══ PROVIDED ENTRIES ══
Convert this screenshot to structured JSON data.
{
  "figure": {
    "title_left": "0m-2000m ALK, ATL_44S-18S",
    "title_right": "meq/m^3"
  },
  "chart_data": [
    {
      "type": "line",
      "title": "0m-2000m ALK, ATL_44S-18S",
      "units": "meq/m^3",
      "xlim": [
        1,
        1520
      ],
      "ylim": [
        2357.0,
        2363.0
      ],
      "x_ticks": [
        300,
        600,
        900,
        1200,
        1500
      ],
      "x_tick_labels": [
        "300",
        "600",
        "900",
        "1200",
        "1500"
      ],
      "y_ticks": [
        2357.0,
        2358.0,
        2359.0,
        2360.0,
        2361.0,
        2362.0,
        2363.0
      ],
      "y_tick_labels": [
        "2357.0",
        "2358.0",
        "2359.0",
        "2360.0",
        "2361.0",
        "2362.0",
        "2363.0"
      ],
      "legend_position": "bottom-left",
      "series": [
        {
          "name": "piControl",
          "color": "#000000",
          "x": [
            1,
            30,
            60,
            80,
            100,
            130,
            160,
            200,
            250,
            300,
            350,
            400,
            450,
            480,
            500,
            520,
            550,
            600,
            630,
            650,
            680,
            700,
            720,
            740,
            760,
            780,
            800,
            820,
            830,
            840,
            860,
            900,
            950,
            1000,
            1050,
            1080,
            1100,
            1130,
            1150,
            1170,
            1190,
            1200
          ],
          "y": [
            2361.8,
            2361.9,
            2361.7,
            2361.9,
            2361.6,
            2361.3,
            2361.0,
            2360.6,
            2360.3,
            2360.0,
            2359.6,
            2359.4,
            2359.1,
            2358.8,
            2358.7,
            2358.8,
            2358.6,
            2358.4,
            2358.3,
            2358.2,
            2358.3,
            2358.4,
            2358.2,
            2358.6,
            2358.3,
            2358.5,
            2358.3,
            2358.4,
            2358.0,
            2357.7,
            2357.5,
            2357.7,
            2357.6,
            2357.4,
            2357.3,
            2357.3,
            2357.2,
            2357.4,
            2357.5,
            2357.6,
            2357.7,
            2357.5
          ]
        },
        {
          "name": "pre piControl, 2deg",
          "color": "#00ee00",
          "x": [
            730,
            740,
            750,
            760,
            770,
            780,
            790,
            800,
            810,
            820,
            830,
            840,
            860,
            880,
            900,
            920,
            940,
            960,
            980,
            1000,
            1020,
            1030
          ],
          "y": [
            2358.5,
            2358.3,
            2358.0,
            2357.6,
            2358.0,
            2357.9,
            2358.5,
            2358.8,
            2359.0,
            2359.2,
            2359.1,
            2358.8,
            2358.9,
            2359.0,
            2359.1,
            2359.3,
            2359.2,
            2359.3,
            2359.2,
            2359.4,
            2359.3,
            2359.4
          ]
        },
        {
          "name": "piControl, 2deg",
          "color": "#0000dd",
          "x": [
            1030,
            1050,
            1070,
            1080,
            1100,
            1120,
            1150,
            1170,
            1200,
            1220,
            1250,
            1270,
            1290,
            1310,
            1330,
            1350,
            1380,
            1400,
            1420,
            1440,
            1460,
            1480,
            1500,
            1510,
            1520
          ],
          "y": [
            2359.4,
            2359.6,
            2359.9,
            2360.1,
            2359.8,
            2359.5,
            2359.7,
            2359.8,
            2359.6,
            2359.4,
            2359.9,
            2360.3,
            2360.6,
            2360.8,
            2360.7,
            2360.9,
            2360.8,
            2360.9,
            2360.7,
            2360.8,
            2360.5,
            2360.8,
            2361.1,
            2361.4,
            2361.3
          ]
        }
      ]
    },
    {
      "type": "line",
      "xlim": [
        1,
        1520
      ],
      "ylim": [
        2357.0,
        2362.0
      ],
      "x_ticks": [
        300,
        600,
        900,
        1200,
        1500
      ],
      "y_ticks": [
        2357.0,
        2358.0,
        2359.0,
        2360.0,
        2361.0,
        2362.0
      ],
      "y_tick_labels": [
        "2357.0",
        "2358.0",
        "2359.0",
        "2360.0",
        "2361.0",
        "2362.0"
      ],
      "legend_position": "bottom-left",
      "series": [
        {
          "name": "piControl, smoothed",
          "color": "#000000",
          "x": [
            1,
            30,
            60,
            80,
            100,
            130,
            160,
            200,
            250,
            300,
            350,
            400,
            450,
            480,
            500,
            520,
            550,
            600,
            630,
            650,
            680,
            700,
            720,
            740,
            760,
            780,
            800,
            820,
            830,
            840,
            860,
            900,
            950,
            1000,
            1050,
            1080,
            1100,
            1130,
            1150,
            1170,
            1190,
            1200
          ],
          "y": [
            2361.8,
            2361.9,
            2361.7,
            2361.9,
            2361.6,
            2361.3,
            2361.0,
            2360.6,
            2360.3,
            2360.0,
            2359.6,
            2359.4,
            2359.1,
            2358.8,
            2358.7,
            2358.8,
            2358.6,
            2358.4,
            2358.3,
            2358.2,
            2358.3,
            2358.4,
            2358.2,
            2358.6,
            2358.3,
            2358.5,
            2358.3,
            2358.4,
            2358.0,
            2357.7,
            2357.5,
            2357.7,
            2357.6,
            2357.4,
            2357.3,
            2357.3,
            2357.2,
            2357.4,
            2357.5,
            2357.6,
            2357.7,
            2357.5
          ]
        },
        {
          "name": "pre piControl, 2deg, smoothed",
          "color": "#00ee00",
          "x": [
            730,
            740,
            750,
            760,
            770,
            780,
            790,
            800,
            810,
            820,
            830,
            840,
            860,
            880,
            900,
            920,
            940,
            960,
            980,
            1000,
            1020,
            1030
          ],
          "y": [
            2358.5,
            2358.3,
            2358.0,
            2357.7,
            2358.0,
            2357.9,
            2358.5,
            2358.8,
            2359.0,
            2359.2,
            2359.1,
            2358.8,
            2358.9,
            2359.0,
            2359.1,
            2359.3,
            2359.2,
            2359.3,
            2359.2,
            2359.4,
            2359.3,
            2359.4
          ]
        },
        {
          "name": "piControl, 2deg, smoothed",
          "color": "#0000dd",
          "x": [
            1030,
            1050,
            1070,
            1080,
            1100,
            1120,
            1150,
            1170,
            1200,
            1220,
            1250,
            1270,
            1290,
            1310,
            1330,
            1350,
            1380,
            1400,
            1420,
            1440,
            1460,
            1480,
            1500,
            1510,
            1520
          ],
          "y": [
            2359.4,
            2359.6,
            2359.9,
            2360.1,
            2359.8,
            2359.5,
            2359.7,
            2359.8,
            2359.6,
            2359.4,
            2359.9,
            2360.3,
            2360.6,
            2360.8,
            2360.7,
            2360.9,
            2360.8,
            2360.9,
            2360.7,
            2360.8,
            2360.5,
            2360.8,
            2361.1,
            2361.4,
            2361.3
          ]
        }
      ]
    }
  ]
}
═══
**DIRECTIVE**:
Each line must be given again exactly as written above.

**EXERCISE ANSWER**:
Convert this screenshot to structured JSON data.
{
  "figure": {
    "title_left": "0m-2000m ALK, ATL_44S-18S",
    "title_right": "meq/m^3"
  },
  "chart_data": [
    {
      "type": "line",
      "title": "0m-2000m ALK, ATL_44S-18S",
      "units": "meq/m^3",
      "xlim": [
        1,
        1520
      ],
      "ylim": [
        2357.0,
        2363.0
      ],
      "x_ticks": [
        300,
        600,
        900,
        1200,
        1500
      ],
      "x_tick_labels": [
        "300",
        "600",
        "900",
        "1200",
        "1500"
      ],
      "y_ticks": [
        2357.0,
        2358.0,
        2359.0,
        2360.0,
        2361.0,
        2362.0,
        2363.0
      ],
      "y_tick_labels": [
        "2357.0",
        "2358.0",
        "2359.0",
        "2360.0",
        "2361.0",
        "2362.0",
        "2363.0"
      ],
      "legend_position": "bottom-left",
      "series": [
        {
          "name": "piControl",
          "color": "#000000",
          "x": [
            1,
            30,
            60,
            80,
            100,
            130,
            160,
            200,
            250,
            300,
            350,
            400,
            450,
            480,
            500,
            520,
            550,
            600,
            630,
            650,
            680,
            700,
            720,
            740,
            760,
            780,
            800,
            820,
            830,
            840,
            860,
            900,
            950,
            1000,
            1050,
            1080,
            1100,
            1130,
            1150,
            1170,
            1190,
            1200
          ],
          "y": [
            2361.8,
            2361.9,
            2361.7,
            2361.9,
            2361.6,
            2361.3,
            2361.0,
            2360.6,
            2360.3,
            2360.0,
            2359.6,
            2359.4,
            2359.1,
            2358.8,
            2358.7,
            2358.8,
            2358.6,
            2358.4,
            2358.3,
            2358.2,
            2358.3,
            2358.4,
            2358.2,
            2358.6,
            2358.3,
            2358.5,
            2358.3,
            2358.4,
            2358.0,
            2357.7,
            2357.5,
            2357.7,
            2357.6,
            2357.4,
            2357.3,
            2357.3,
            2357.2,
            2357.4,
            2357.5,
            2357.6,
            2357.7,
            2357.5
          ]
        },
        {
          "name": "pre piControl, 2deg",
          "color": "#00ee00",
          "x": [
            730,
            740,
            750,
            760,
            770,
            780,
            790,
            800,
            810,
            820,
            830,
            840,
            860,
            880,
            900,
            920,
            940,
            960,
            980,
            1000,
            1020,
            1030
          ],
          "y": [
            2358.5,
            2358.3,
            2358.0,
            2357.6,
            2358.0,
            2357.9,
            2358.5,
            2358.8,
            2359.0,
            2359.2,
            2359.1,
            2358.8,
            2358.9,
            2359.0,
            2359.1,
            2359.3,
            2359.2,
            2359.3,
            2359.2,
            2359.4,
            2359.3,
            2359.4
          ]
        },
        {
          "name": "piControl, 2deg",
          "color": "#0000dd",
          "x": [
            1030,
            1050,
            1070,
            1080,
            1100,
            1120,
            1150,
            1170,
            1200,
            1220,
            1250,
            1270,
            1290,
            1310,
            1330,
            1350,
            1380,
            1400,
            1420,
            1440,
            1460,
            1480,
            1500,
            1510,
            1520
          ],
          "y": [
            2359.4,
            2359.6,
            2359.9,
            2360.1,
            2359.8,
            2359.5,
            2359.7,
            2359.8,
            2359.6,
            2359.4,
            2359.9,
            2360.3,
            2360.6,
            2360.8,
            2360.7,
            2360.9,
            2360.8,
            2360.9,
            2360.7,
            2360.8,
            2360.5,
            2360.8,
            2361.1,
            2361.4,
            2361.3
          ]
        }
      ]
    },
    {
      "type": "line",
      "xlim": [
        1,
        1520
      ],
      "ylim": [
        2357.0,
        2362.0
      ],
      "x_ticks": [
        300,
        600,
        900,
        1200,
        1500
      ],
      "y_ticks": [
        2357.0,
        2358.0,
        2359.0,
        2360.0,
        2361.0,
        2362.0
      ],
      "y_tick_labels": [
        "2357.0",
        "2358.0",
        "2359.0",
        "2360.0",
        "2361.0",
        "2362.0"
      ],
      "legend_position": "bottom-left",
      "series": [
        {
          "name": "piControl, smoothed",
          "color": "#000000",
          "x": [
            1,
            30,
            60,
            80,
            100,
            130,
            160,
            200,
            250,
            300,
            350,
            400,
            450,
            480,
            500,
            520,
            550,
            600,
            630,
            650,
            680,
            700,
            720,
            740,
            760,
            780,
            800,
            820,
            830,
            840,
            860,
            900,
            950,
            1000,
            1050,
            1080,
            1100,
            1130,
            1150,
            1170,
            1190,
            1200
          ],
          "y": [
            2361.8,
            2361.9,
            2361.7,
            2361.9,
            2361.6,
            2361.3,
            2361.0,
            2360.6,
            2360.3,
            2360.0,
            2359.6,
            2359.4,
            2359.1,
            2358.8,
            2358.7,
            2358.8,
            2358.6,
            2358.4,
            2358.3,
            2358.2,
            2358.3,
            2358.4,
            2358.2,
            2358.6,
            2358.3,
            2358.5,
            2358.3,
            2358.4,
            2358.0,
            2357.7,
            2357.5,
            2357.7,
            2357.6,
            2357.4,
            2357.3,
            2357.3,
            2357.2,
            2357.4,
            2357.5,
            2357.6,
            2357.7,
            2357.5
          ]
        },
        {
          "name": "pre piControl, 2deg, smoothed",
          "color": "#00ee00",
          "x": [
            730,
            740,
            750,
            760,
            770,
            780,
            790,
            800,
            810,
            820,
            830,
            840,
            860,
            880,
            900,
            920,
            940,
            960,
            980,
            1000,
            1020,
            1030
          ],
          "y": [
            2358.5,
            2358.3,
            2358.0,
            2357.7,
            2358.0,
            2357.9,
            2358.5,
            2358.8,
            2359.0,
            2359.2,
            2359.1,
            2358.8,
            2358.9,
            2359.0,
            2359.1,
            2359.3,
            2359.2,
            2359.3,
            2359.2,
            2359.4,
            2359.3,
            2359.4
          ]
        },
        {
          "name": "piControl, 2deg, smoothed",
          "color": "#0000dd",
          "x": [
            1030,
            1050,
            1070,
            1080,
            1100,
            1120,
            1150,
            1170,
            1200,
            1220,
            1250,
            1270,
            1290,
            1310,
            1330,
            1350,
            1380,
            1400,
            1420,
            1440,
            1460,
            1480,
            1500,
            1510,
            1520
          ],
          "y": [
            2359.4,
            2359.6,
            2359.9,
            2360.1,
            2359.8,
            2359.5,
            2359.7,
            2359.8,
            2359.6,
            2359.4,
            2359.9,
            2360.3,
            2360.6,
            2360.8,
            2360.7,
            2360.9,
            2360.8,
            2360.9,
            2360.7,
            2360.8,
            2360.5,
            2360.8,
            2361.1,
            2361.4,
            2361.3
          ]
        }
      ]
    }
  ]
}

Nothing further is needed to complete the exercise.